Copy every line in the records below that contains the word "hhmm".

Structured figure records:
----------
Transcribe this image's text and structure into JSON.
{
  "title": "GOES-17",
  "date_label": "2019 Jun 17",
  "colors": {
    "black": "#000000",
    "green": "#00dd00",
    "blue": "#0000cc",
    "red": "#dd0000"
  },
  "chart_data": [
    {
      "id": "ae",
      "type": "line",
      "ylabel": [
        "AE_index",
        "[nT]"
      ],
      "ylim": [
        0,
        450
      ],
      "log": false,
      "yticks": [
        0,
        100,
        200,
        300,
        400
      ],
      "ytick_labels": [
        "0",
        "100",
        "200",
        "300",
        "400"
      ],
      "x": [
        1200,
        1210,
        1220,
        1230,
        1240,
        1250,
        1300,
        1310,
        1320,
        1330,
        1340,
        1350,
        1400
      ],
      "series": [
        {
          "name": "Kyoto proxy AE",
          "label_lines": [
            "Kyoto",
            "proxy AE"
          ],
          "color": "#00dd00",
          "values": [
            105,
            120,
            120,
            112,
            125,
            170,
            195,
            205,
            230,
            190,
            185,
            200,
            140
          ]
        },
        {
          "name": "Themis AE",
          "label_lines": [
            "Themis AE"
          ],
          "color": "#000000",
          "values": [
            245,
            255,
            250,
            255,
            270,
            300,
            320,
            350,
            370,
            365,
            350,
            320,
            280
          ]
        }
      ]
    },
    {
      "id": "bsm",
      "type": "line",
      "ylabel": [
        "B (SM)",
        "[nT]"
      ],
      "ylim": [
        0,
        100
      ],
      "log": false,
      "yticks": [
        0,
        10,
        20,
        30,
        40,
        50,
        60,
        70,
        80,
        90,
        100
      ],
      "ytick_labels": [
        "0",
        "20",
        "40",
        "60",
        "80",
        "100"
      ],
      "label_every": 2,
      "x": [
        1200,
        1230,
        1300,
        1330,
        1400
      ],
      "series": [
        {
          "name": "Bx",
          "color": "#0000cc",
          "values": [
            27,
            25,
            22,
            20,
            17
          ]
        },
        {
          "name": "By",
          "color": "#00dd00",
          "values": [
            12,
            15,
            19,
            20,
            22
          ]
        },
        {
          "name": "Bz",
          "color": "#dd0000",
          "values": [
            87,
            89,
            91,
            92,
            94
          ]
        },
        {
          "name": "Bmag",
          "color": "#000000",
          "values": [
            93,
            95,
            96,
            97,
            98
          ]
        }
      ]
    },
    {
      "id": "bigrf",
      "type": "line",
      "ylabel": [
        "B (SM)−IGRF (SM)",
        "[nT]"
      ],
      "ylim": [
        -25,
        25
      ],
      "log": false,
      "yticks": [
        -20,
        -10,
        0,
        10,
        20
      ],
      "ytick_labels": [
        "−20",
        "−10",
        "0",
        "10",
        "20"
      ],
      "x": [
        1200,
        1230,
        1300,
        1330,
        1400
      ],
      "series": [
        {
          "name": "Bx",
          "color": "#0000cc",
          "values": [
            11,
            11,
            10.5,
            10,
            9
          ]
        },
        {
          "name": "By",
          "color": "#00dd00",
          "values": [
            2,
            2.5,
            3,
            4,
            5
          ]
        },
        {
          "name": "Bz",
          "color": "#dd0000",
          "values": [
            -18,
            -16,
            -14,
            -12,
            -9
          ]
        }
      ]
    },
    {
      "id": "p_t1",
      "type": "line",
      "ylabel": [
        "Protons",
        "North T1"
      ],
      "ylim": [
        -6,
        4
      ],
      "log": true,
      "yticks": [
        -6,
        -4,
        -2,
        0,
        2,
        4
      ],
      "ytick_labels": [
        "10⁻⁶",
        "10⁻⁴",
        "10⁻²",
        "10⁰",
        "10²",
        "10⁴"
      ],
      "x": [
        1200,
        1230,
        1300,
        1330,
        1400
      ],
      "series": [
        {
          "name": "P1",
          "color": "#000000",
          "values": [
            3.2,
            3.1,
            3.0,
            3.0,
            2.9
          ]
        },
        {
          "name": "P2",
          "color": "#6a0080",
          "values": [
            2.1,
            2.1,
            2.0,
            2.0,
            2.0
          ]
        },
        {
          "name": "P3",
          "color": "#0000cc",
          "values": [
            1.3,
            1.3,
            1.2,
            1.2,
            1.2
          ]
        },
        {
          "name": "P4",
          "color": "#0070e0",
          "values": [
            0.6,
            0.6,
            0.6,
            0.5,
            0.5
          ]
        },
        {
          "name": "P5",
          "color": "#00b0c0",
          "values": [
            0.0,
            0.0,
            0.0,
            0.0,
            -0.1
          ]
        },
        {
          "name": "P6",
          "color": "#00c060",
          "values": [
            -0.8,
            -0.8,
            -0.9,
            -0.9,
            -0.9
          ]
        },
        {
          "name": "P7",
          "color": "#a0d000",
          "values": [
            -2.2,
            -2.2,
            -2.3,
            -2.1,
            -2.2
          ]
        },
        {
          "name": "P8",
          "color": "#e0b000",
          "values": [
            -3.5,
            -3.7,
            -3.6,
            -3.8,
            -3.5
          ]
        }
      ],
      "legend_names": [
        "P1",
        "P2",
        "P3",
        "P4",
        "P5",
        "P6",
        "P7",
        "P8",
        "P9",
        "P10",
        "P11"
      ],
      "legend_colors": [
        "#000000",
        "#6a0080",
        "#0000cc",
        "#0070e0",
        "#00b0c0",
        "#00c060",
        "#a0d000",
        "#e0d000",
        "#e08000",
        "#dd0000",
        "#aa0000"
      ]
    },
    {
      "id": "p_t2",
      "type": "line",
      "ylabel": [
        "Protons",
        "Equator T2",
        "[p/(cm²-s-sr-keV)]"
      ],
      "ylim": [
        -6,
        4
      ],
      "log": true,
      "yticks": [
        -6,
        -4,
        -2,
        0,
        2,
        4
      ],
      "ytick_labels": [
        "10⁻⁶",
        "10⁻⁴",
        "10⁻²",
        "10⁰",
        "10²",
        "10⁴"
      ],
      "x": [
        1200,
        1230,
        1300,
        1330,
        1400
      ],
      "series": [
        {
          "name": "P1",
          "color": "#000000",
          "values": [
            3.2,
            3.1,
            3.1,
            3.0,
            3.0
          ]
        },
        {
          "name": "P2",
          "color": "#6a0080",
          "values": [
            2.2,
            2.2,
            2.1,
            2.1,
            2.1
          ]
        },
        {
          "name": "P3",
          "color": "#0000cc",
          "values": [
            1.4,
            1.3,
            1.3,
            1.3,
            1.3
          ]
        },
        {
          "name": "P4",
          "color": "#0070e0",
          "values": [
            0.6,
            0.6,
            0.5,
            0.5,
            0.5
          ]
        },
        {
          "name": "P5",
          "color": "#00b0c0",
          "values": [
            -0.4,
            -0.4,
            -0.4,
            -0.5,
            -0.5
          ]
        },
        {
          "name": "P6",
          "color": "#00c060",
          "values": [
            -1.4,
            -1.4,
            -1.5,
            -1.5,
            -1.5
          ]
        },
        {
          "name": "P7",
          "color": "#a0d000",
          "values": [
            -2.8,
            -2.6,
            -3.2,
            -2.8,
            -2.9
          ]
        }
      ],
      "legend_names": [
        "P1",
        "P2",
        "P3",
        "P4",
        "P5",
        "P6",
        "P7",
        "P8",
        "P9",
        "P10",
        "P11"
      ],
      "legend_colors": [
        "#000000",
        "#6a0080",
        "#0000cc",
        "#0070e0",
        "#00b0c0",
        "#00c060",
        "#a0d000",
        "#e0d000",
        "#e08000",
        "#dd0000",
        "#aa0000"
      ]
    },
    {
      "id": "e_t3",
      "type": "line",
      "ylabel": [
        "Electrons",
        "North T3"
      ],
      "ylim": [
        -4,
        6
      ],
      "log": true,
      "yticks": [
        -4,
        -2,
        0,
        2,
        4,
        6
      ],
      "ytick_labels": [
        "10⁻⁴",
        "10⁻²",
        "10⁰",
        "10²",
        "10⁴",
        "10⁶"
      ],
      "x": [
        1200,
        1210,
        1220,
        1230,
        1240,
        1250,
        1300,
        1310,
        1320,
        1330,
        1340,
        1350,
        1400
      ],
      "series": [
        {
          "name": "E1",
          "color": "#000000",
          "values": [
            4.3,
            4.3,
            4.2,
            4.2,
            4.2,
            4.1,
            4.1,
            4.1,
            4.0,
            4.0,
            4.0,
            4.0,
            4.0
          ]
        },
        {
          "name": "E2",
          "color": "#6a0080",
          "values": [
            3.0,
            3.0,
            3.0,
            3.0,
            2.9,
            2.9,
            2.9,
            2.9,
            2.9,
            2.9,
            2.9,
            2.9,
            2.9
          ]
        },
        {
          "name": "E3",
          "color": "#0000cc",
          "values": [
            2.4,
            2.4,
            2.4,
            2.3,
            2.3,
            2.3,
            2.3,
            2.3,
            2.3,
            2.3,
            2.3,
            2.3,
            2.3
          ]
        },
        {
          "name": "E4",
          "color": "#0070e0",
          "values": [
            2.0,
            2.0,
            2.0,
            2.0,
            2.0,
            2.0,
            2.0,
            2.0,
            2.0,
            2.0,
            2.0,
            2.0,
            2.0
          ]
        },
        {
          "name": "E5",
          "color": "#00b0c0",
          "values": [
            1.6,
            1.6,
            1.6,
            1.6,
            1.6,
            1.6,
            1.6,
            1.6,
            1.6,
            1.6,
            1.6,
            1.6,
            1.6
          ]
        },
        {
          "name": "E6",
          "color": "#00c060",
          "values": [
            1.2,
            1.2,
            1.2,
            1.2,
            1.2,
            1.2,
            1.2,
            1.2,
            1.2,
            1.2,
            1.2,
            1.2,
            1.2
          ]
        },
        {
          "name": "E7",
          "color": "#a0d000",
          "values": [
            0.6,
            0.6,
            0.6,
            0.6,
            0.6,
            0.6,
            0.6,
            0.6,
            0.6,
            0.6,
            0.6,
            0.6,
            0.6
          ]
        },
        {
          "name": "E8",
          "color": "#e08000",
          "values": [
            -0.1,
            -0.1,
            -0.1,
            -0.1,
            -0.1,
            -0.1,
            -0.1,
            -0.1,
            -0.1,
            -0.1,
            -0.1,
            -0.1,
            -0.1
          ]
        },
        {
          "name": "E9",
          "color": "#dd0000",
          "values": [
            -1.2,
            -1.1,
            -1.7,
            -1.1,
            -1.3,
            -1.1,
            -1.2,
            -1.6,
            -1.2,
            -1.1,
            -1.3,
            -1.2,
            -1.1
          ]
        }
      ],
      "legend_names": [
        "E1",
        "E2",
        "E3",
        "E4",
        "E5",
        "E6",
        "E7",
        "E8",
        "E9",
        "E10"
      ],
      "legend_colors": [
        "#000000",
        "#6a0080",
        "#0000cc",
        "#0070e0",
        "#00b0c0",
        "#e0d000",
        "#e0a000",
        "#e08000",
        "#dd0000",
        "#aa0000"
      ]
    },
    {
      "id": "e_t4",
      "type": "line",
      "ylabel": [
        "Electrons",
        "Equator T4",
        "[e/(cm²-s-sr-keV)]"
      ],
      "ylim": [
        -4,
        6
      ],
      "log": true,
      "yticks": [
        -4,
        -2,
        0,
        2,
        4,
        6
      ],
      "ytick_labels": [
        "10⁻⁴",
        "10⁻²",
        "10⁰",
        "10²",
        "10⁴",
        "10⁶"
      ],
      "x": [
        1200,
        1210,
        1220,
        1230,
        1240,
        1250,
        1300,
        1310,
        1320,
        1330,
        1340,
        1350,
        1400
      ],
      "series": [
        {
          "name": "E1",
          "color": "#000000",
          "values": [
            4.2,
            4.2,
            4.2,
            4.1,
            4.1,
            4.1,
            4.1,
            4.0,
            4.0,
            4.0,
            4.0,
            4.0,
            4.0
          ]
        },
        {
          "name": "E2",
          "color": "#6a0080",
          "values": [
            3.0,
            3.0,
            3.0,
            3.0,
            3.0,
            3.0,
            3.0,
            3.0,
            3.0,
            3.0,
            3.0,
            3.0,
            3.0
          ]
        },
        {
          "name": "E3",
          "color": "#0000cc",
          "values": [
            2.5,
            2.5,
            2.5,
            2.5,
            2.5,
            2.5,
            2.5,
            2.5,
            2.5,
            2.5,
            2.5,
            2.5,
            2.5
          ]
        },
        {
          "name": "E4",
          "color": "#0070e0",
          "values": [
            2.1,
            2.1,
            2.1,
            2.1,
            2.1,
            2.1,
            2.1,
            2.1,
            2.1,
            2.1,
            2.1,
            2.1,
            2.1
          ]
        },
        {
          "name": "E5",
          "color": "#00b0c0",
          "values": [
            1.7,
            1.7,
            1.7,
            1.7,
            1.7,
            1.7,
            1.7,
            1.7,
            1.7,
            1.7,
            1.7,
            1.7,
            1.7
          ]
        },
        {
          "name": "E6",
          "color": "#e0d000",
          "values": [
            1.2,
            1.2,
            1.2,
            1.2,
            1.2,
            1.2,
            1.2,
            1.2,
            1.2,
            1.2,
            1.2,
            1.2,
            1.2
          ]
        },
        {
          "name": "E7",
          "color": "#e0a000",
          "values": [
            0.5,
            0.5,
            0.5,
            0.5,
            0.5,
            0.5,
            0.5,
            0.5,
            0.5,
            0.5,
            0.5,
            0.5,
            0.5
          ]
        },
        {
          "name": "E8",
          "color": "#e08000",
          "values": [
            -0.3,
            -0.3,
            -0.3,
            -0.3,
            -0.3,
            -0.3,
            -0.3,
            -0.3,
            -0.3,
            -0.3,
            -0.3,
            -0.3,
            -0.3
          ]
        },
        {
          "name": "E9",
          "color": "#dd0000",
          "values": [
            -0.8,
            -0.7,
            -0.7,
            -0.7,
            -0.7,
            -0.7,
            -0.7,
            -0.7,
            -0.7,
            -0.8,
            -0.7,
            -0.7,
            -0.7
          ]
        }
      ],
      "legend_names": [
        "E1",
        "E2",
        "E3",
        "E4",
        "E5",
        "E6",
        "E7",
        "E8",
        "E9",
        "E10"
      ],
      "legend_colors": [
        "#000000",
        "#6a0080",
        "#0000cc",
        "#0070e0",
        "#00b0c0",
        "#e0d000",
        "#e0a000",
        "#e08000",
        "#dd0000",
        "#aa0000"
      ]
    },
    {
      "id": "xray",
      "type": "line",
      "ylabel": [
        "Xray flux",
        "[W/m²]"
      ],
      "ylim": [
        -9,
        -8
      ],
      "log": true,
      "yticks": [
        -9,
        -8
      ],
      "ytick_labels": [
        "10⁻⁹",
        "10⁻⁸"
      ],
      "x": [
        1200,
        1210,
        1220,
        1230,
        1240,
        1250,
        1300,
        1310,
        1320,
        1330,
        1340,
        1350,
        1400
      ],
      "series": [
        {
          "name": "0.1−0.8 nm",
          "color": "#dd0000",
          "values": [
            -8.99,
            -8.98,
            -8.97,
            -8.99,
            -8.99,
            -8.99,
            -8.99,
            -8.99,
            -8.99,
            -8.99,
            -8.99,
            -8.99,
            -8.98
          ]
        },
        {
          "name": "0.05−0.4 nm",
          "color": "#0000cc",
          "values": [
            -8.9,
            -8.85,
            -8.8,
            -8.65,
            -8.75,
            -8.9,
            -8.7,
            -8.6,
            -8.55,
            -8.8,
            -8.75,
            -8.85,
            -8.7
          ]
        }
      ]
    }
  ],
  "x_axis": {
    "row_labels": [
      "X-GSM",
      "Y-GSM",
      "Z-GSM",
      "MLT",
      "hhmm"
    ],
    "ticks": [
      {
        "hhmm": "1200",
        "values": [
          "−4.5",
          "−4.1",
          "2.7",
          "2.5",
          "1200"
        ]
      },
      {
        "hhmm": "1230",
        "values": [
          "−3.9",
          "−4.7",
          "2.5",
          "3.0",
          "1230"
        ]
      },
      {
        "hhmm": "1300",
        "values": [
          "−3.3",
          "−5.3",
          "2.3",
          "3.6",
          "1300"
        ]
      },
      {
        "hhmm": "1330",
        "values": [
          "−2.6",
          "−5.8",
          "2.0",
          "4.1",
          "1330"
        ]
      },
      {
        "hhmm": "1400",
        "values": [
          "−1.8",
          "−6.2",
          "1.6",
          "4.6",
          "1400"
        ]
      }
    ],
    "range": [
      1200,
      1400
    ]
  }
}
----------
### [ANSWER BELOW]
      "hhmm"
        "hhmm": "1200",
        "hhmm": "1230",
        "hhmm": "1300",
        "hhmm": "1330",
        "hhmm": "1400",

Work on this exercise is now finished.